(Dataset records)
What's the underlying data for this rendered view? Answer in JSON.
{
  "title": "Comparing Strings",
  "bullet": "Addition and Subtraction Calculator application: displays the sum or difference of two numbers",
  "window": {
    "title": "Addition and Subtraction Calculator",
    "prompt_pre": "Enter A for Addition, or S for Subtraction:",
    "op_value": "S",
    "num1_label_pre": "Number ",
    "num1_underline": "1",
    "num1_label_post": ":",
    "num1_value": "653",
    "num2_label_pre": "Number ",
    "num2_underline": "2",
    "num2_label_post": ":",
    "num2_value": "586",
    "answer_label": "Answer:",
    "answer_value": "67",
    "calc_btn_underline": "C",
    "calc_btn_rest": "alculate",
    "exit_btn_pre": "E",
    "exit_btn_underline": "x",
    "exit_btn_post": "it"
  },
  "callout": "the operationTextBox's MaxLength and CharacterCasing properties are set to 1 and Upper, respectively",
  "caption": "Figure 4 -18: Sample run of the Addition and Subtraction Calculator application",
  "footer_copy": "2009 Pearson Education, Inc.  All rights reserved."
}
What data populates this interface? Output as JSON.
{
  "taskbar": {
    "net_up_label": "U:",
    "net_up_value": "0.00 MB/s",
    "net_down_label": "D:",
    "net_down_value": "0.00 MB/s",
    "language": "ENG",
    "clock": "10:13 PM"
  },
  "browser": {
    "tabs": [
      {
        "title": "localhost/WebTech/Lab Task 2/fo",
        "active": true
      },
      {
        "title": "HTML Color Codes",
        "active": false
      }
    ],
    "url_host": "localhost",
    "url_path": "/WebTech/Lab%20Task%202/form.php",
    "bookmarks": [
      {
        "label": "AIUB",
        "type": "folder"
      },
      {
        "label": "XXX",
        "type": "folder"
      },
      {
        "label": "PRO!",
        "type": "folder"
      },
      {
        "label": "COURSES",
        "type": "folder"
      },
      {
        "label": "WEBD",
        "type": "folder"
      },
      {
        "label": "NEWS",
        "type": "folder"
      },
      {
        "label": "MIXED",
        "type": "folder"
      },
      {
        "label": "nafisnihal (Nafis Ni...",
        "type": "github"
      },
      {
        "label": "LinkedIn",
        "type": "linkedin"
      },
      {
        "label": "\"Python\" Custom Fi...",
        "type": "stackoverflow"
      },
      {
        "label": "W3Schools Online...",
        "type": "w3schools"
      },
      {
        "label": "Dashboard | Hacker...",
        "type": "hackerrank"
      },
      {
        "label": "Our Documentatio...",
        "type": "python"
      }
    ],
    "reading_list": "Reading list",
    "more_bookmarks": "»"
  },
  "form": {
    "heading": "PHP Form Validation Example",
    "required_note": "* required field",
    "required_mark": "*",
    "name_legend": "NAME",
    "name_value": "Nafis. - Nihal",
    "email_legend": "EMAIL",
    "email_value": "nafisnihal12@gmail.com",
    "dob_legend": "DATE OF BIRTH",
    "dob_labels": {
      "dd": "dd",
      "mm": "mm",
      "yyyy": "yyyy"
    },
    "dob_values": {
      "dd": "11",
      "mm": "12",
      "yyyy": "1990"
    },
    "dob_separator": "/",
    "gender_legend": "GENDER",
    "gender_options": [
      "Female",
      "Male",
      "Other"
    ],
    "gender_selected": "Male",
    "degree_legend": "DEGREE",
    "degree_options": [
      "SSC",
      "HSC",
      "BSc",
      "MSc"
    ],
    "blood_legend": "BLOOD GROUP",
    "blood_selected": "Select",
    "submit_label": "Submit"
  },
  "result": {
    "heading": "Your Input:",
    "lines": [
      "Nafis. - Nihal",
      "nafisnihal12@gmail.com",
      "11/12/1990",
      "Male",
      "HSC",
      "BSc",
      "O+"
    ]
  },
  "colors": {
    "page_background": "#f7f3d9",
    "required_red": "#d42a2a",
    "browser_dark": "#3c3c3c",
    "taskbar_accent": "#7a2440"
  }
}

[Task brief] Please give back all of the records exactly as written.

[Reply]
What's the underlying data for this rendered view? Answer in JSON.
{
  "title": "Comparing Strings",
  "bullet": "Addition and Subtraction Calculator application: displays the sum or difference of two numbers",
  "window": {
    "title": "Addition and Subtraction Calculator",
    "prompt_pre": "Enter A for Addition, or S for Subtraction:",
    "op_value": "S",
    "num1_label_pre": "Number ",
    "num1_underline": "1",
    "num1_label_post": ":",
    "num1_value": "653",
    "num2_label_pre": "Number ",
    "num2_underline": "2",
    "num2_label_post": ":",
    "num2_value": "586",
    "answer_label": "Answer:",
    "answer_value": "67",
    "calc_btn_underline": "C",
    "calc_btn_rest": "alculate",
    "exit_btn_pre": "E",
    "exit_btn_underline": "x",
    "exit_btn_post": "it"
  },
  "callout": "the operationTextBox's MaxLength and CharacterCasing properties are set to 1 and Upper, respectively",
  "caption": "Figure 4 -18: Sample run of the Addition and Subtraction Calculator application",
  "footer_copy": "2009 Pearson Education, Inc.  All rights reserved."
}
What data populates this interface? Output as JSON.
{
  "taskbar": {
    "net_up_label": "U:",
    "net_up_value": "0.00 MB/s",
    "net_down_label": "D:",
    "net_down_value": "0.00 MB/s",
    "language": "ENG",
    "clock": "10:13 PM"
  },
  "browser": {
    "tabs": [
      {
        "title": "localhost/WebTech/Lab Task 2/fo",
        "active": true
      },
      {
        "title": "HTML Color Codes",
        "active": false
      }
    ],
    "url_host": "localhost",
    "url_path": "/WebTech/Lab%20Task%202/form.php",
    "bookmarks": [
      {
        "label": "AIUB",
        "type": "folder"
      },
      {
        "label": "XXX",
        "type": "folder"
      },
      {
        "label": "PRO!",
        "type": "folder"
      },
      {
        "label": "COURSES",
        "type": "folder"
      },
      {
        "label": "WEBD",
        "type": "folder"
      },
      {
        "label": "NEWS",
        "type": "folder"
      },
      {
        "label": "MIXED",
        "type": "folder"
      },
      {
        "label": "nafisnihal (Nafis Ni...",
        "type": "github"
      },
      {
        "label": "LinkedIn",
        "type": "linkedin"
      },
      {
        "label": "\"Python\" Custom Fi...",
        "type": "stackoverflow"
      },
      {
        "label": "W3Schools Online...",
        "type": "w3schools"
      },
      {
        "label": "Dashboard | Hacker...",
        "type": "hackerrank"
      },
      {
        "label": "Our Documentatio...",
        "type": "python"
      }
    ],
    "reading_list": "Reading list",
    "more_bookmarks": "»"
  },
  "form": {
    "heading": "PHP Form Validation Example",
    "required_note": "* required field",
    "required_mark": "*",
    "name_legend": "NAME",
    "name_value": "Nafis. - Nihal",
    "email_legend": "EMAIL",
    "email_value": "nafisnihal12@gmail.com",
    "dob_legend": "DATE OF BIRTH",
    "dob_labels": {
      "dd": "dd",
      "mm": "mm",
      "yyyy": "yyyy"
    },
    "dob_values": {
      "dd": "11",
      "mm": "12",
      "yyyy": "1990"
    },
    "dob_separator": "/",
    "gender_legend": "GENDER",
    "gender_options": [
      "Female",
      "Male",
      "Other"
    ],
    "gender_selected": "Male",
    "degree_legend": "DEGREE",
    "degree_options": [
      "SSC",
      "HSC",
      "BSc",
      "MSc"
    ],
    "blood_legend": "BLOOD GROUP",
    "blood_selected": "Select",
    "submit_label": "Submit"
  },
  "result": {
    "heading": "Your Input:",
    "lines": [
      "Nafis. - Nihal",
      "nafisnihal12@gmail.com",
      "11/12/1990",
      "Male",
      "HSC",
      "BSc",
      "O+"
    ]
  },
  "colors": {
    "page_background": "#f7f3d9",
    "required_red": "#d42a2a",
    "browser_dark": "#3c3c3c",
    "taskbar_accent": "#7a2440"
  }
}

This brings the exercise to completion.